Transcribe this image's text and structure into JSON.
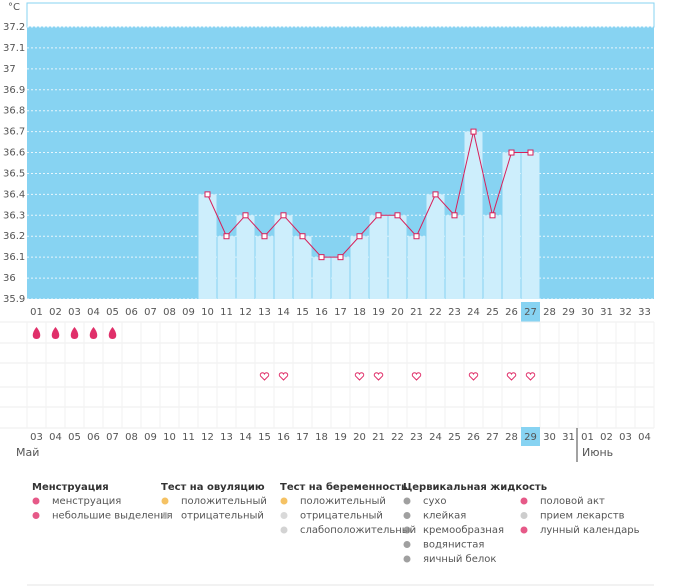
{
  "chart_data": {
    "type": "line",
    "unit": "°C",
    "categories": [
      "01",
      "02",
      "03",
      "04",
      "05",
      "06",
      "07",
      "08",
      "09",
      "10",
      "11",
      "12",
      "13",
      "14",
      "15",
      "16",
      "17",
      "18",
      "19",
      "20",
      "21",
      "22",
      "23",
      "24",
      "25",
      "26",
      "27",
      "28",
      "29",
      "30",
      "31",
      "32",
      "33"
    ],
    "values": [
      null,
      null,
      null,
      null,
      null,
      null,
      null,
      null,
      null,
      36.4,
      36.2,
      36.3,
      36.2,
      36.3,
      36.2,
      36.1,
      36.1,
      36.2,
      36.3,
      36.3,
      36.2,
      36.4,
      36.3,
      36.7,
      36.3,
      36.6,
      36.6,
      null,
      null,
      null,
      null,
      null,
      null
    ],
    "ylim": [
      35.9,
      37.2
    ],
    "yticks": [
      35.9,
      36,
      36.1,
      36.2,
      36.3,
      36.4,
      36.5,
      36.6,
      36.7,
      36.8,
      36.9,
      37,
      37.1,
      37.2
    ],
    "grid": true,
    "color": "#d8205a",
    "bar_color": "#cdeefc",
    "background": "#87d3f2",
    "highlight": 26
  },
  "calendar": {
    "dates": [
      "03",
      "04",
      "05",
      "06",
      "07",
      "08",
      "09",
      "10",
      "11",
      "12",
      "13",
      "14",
      "15",
      "16",
      "17",
      "18",
      "19",
      "20",
      "21",
      "22",
      "23",
      "24",
      "25",
      "26",
      "27",
      "28",
      "29",
      "30",
      "31",
      "01",
      "02",
      "03",
      "04"
    ],
    "weekend": [
      0,
      1,
      7,
      8,
      14,
      15,
      21,
      22,
      28,
      29
    ],
    "months": [
      "Май",
      "Июнь"
    ],
    "month_break": 29,
    "menstruation": [
      0,
      1,
      2,
      3,
      4
    ],
    "intercourse": [
      12,
      13,
      17,
      18,
      20,
      23,
      25,
      26
    ]
  },
  "legend": [
    {
      "title": "Менструация",
      "items": [
        {
          "label": "менструация",
          "color": "#e0306a"
        },
        {
          "label": "небольшие выделения",
          "color": "#e0306a"
        }
      ]
    },
    {
      "title": "Тест на овуляцию",
      "items": [
        {
          "label": "положительный",
          "color": "#f2b33d"
        },
        {
          "label": "отрицательный",
          "color": "#b8b8b8"
        }
      ]
    },
    {
      "title": "Тест на беременность",
      "items": [
        {
          "label": "положительный",
          "color": "#f2b33d"
        },
        {
          "label": "отрицательный",
          "color": "#d0d0d0"
        },
        {
          "label": "слабоположительный",
          "color": "#c8c8c8"
        }
      ]
    },
    {
      "title": "Цервикальная жидкость",
      "items": [
        {
          "label": "сухо",
          "color": "#888"
        },
        {
          "label": "клейкая",
          "color": "#888"
        },
        {
          "label": "кремообразная",
          "color": "#888"
        },
        {
          "label": "водянистая",
          "color": "#888"
        },
        {
          "label": "яичный белок",
          "color": "#888"
        }
      ]
    },
    {
      "items": [
        {
          "label": "половой акт",
          "color": "#e0306a"
        },
        {
          "label": "прием лекарств",
          "color": "#c0c0c0"
        },
        {
          "label": "лунный календарь",
          "color": "#e0306a"
        }
      ]
    }
  ]
}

- - - - - - -

**Required task**. Print all of the entries word for word. Omit the pictures they contain.

**Answer**.
Transcribe this image's text and structure into JSON.
{
  "chart_data": {
    "type": "line",
    "unit": "°C",
    "categories": [
      "01",
      "02",
      "03",
      "04",
      "05",
      "06",
      "07",
      "08",
      "09",
      "10",
      "11",
      "12",
      "13",
      "14",
      "15",
      "16",
      "17",
      "18",
      "19",
      "20",
      "21",
      "22",
      "23",
      "24",
      "25",
      "26",
      "27",
      "28",
      "29",
      "30",
      "31",
      "32",
      "33"
    ],
    "values": [
      null,
      null,
      null,
      null,
      null,
      null,
      null,
      null,
      null,
      36.4,
      36.2,
      36.3,
      36.2,
      36.3,
      36.2,
      36.1,
      36.1,
      36.2,
      36.3,
      36.3,
      36.2,
      36.4,
      36.3,
      36.7,
      36.3,
      36.6,
      36.6,
      null,
      null,
      null,
      null,
      null,
      null
    ],
    "ylim": [
      35.9,
      37.2
    ],
    "yticks": [
      35.9,
      36,
      36.1,
      36.2,
      36.3,
      36.4,
      36.5,
      36.6,
      36.7,
      36.8,
      36.9,
      37,
      37.1,
      37.2
    ],
    "grid": true,
    "color": "#d8205a",
    "bar_color": "#cdeefc",
    "background": "#87d3f2",
    "highlight": 26
  },
  "calendar": {
    "dates": [
      "03",
      "04",
      "05",
      "06",
      "07",
      "08",
      "09",
      "10",
      "11",
      "12",
      "13",
      "14",
      "15",
      "16",
      "17",
      "18",
      "19",
      "20",
      "21",
      "22",
      "23",
      "24",
      "25",
      "26",
      "27",
      "28",
      "29",
      "30",
      "31",
      "01",
      "02",
      "03",
      "04"
    ],
    "weekend": [
      0,
      1,
      7,
      8,
      14,
      15,
      21,
      22,
      28,
      29
    ],
    "months": [
      "Май",
      "Июнь"
    ],
    "month_break": 29,
    "menstruation": [
      0,
      1,
      2,
      3,
      4
    ],
    "intercourse": [
      12,
      13,
      17,
      18,
      20,
      23,
      25,
      26
    ]
  },
  "legend": [
    {
      "title": "Менструация",
      "items": [
        {
          "label": "менструация",
          "color": "#e0306a"
        },
        {
          "label": "небольшие выделения",
          "color": "#e0306a"
        }
      ]
    },
    {
      "title": "Тест на овуляцию",
      "items": [
        {
          "label": "положительный",
          "color": "#f2b33d"
        },
        {
          "label": "отрицательный",
          "color": "#b8b8b8"
        }
      ]
    },
    {
      "title": "Тест на беременность",
      "items": [
        {
          "label": "положительный",
          "color": "#f2b33d"
        },
        {
          "label": "отрицательный",
          "color": "#d0d0d0"
        },
        {
          "label": "слабоположительный",
          "color": "#c8c8c8"
        }
      ]
    },
    {
      "title": "Цервикальная жидкость",
      "items": [
        {
          "label": "сухо",
          "color": "#888"
        },
        {
          "label": "клейкая",
          "color": "#888"
        },
        {
          "label": "кремообразная",
          "color": "#888"
        },
        {
          "label": "водянистая",
          "color": "#888"
        },
        {
          "label": "яичный белок",
          "color": "#888"
        }
      ]
    },
    {
      "items": [
        {
          "label": "половой акт",
          "color": "#e0306a"
        },
        {
          "label": "прием лекарств",
          "color": "#c0c0c0"
        },
        {
          "label": "лунный календарь",
          "color": "#e0306a"
        }
      ]
    }
  ]
}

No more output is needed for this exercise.